TASK GOAL: Set down exactly the lines from the one containing "Convert this document image to plain text." through the last line of the records below, both included, and nothing else.

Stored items
::::

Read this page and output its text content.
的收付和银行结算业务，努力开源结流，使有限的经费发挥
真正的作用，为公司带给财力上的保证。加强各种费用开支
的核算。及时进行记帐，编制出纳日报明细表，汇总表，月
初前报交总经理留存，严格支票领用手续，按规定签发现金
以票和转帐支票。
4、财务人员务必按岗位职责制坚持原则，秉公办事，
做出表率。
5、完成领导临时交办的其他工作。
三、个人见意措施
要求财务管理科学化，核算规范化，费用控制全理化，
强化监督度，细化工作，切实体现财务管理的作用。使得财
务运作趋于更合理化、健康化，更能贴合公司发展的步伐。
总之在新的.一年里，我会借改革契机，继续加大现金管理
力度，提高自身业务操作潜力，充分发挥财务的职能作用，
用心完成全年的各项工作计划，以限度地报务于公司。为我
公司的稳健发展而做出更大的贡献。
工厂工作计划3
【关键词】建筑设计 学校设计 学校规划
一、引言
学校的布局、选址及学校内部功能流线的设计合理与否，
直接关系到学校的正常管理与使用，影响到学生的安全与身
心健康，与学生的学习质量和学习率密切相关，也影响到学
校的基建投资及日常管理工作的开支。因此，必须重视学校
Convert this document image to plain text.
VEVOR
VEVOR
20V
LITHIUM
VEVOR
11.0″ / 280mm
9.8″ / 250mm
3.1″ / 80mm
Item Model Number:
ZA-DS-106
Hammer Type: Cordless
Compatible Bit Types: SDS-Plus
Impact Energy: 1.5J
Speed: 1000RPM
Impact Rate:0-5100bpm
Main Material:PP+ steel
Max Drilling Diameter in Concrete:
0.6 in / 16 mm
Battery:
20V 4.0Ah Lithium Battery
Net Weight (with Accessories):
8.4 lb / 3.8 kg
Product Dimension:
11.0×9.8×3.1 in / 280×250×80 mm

::::

SOLUTION TO THIS PROBLEM:
Convert this document image to plain text.
VEVOR
VEVOR
20V
LITHIUM
VEVOR
11.0″ / 280mm
9.8″ / 250mm
3.1″ / 80mm
Item Model Number:
ZA-DS-106
Hammer Type: Cordless
Compatible Bit Types: SDS-Plus
Impact Energy: 1.5J
Speed: 1000RPM
Impact Rate:0-5100bpm
Main Material:PP+ steel
Max Drilling Diameter in Concrete:
0.6 in / 16 mm
Battery:
20V 4.0Ah Lithium Battery
Net Weight (with Accessories):
8.4 lb / 3.8 kg
Product Dimension:
11.0×9.8×3.1 in / 280×250×80 mm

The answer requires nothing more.